Material supplied:
'''

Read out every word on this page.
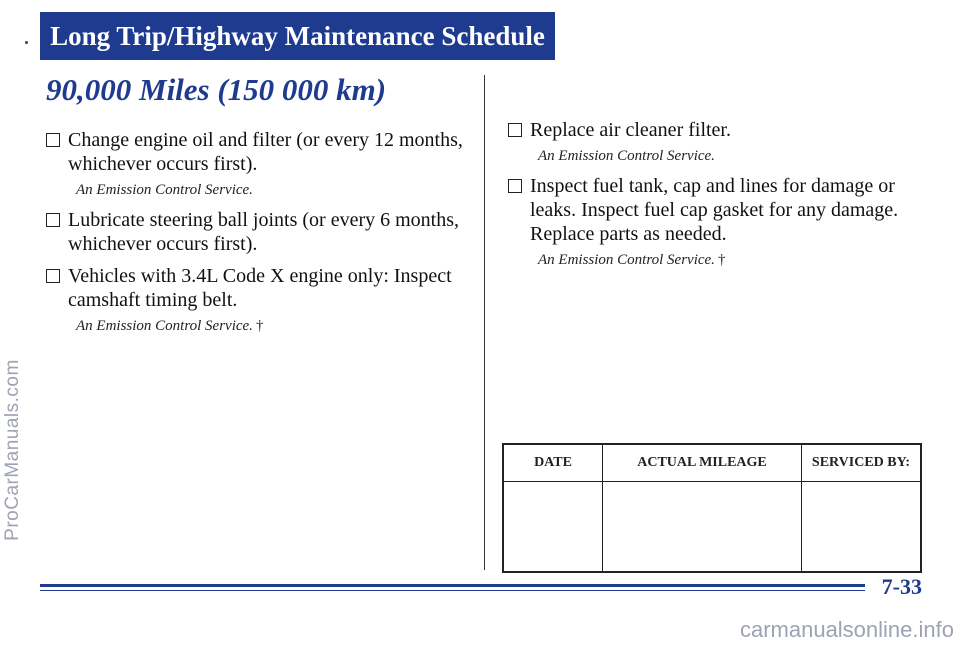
ProCarManuals.com
Long Trip/Highway Maintenance Schedule
90,000 Miles (150 000 km)
Change engine oil and filter (or every 12 months, whichever occurs first).
An Emission Control Service.
Lubricate steering ball joints (or every 6 months, whichever occurs first).
Vehicles with 3.4L Code X engine only: Inspect camshaft timing belt.
An Emission Control Service. †
Replace air cleaner filter.
An Emission Control Service.
Inspect fuel tank, cap and lines for damage or leaks. Inspect fuel cap gasket for any damage. Replace parts as needed.
An Emission Control Service. †
DATE	ACTUAL MILEAGE	SERVICED BY:

7-33
carmanualsonline.info
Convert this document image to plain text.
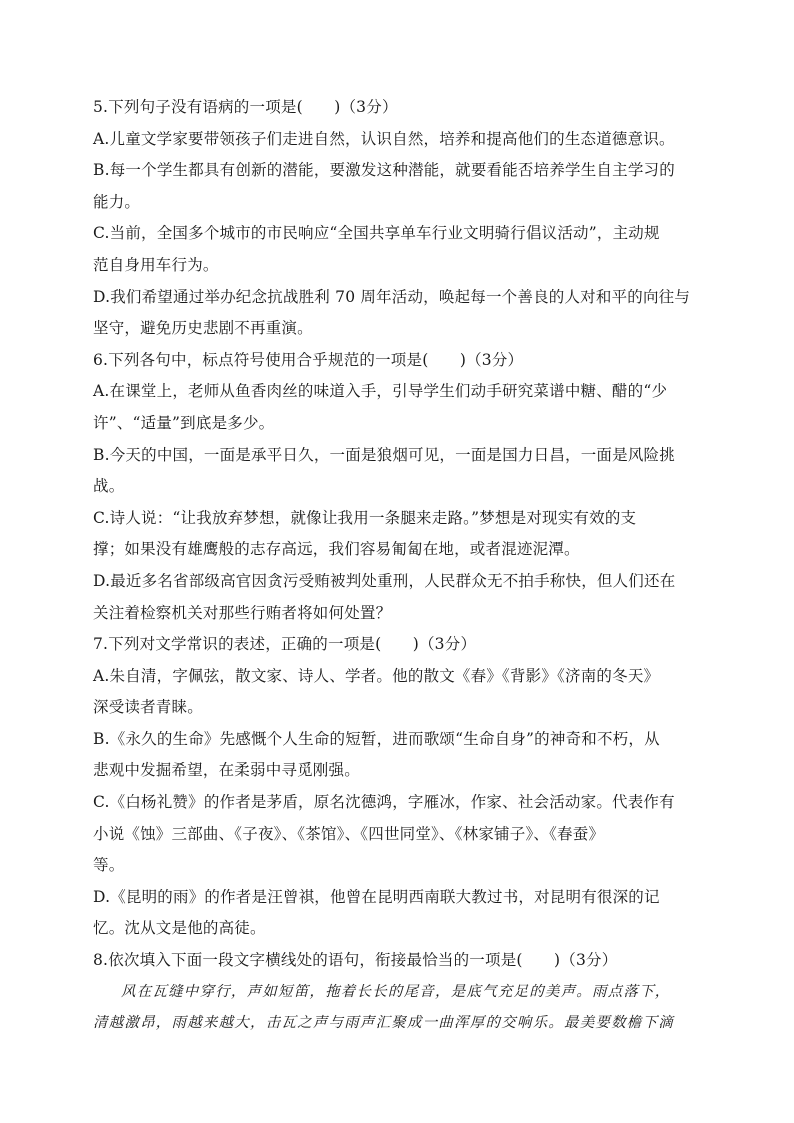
5.下列句子没有语病的一项是(　　)（3分）
A.儿童文学家要带领孩子们走进自然，认识自然，培养和提高他们的生态道德意识。
B.每一个学生都具有创新的潜能，要激发这种潜能，就要看能否培养学生自主学习的
能力。
C.当前，全国多个城市的市民响应“全国共享单车行业文明骑行倡议活动”，主动规
范自身用车行为。
D.我们希望通过举办纪念抗战胜利 70 周年活动，唤起每一个善良的人对和平的向往与
坚守，避免历史悲剧不再重演。
6.下列各句中，标点符号使用合乎规范的一项是(　　)（3分）
A.在课堂上，老师从鱼香肉丝的味道入手，引导学生们动手研究菜谱中糖、醋的“少
许”、“适量”到底是多少。
B.今天的中国，一面是承平日久，一面是狼烟可见，一面是国力日昌，一面是风险挑
战。
C.诗人说：“让我放弃梦想，就像让我用一条腿来走路。”梦想是对现实有效的支
撑；如果没有雄鹰般的志存高远，我们容易匍匐在地，或者混迹泥潭。
D.最近多名省部级高官因贪污受贿被判处重刑，人民群众无不拍手称快，但人们还在
关注着检察机关对那些行贿者将如何处置？
7.下列对文学常识的表述，正确的一项是(　　)（3分）
A.朱自清，字佩弦，散文家、诗人、学者。他的散文《春》《背影》《济南的冬天》
深受读者青睐。
B.《永久的生命》先感慨个人生命的短暂，进而歌颂“生命自身”的神奇和不朽，从
悲观中发掘希望，在柔弱中寻觅刚强。
C.《白杨礼赞》的作者是茅盾，原名沈德鸿，字雁冰，作家、社会活动家。代表作有
小说《蚀》三部曲、《子夜》、《茶馆》、《四世同堂》、《林家铺子》、《春蚕》
等。
D.《昆明的雨》的作者是汪曾祺，他曾在昆明西南联大教过书，对昆明有很深的记
忆。沈从文是他的高徒。
8.依次填入下面一段文字横线处的语句，衔接最恰当的一项是(　　)（3分）
风在瓦缝中穿行，声如短笛，拖着长长的尾音，是底气充足的美声。雨点落下，
清越激昂，雨越来越大，击瓦之声与雨声汇聚成一曲浑厚的交响乐。最美要数檐下滴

'''

Problem to solve:
Report all lines of the data above that include the string "months".

Task answer:
Change engine oil and filter (or every 12 months, whichever occurs first).
Lubricate steering ball joints (or every 6 months, whichever occurs first).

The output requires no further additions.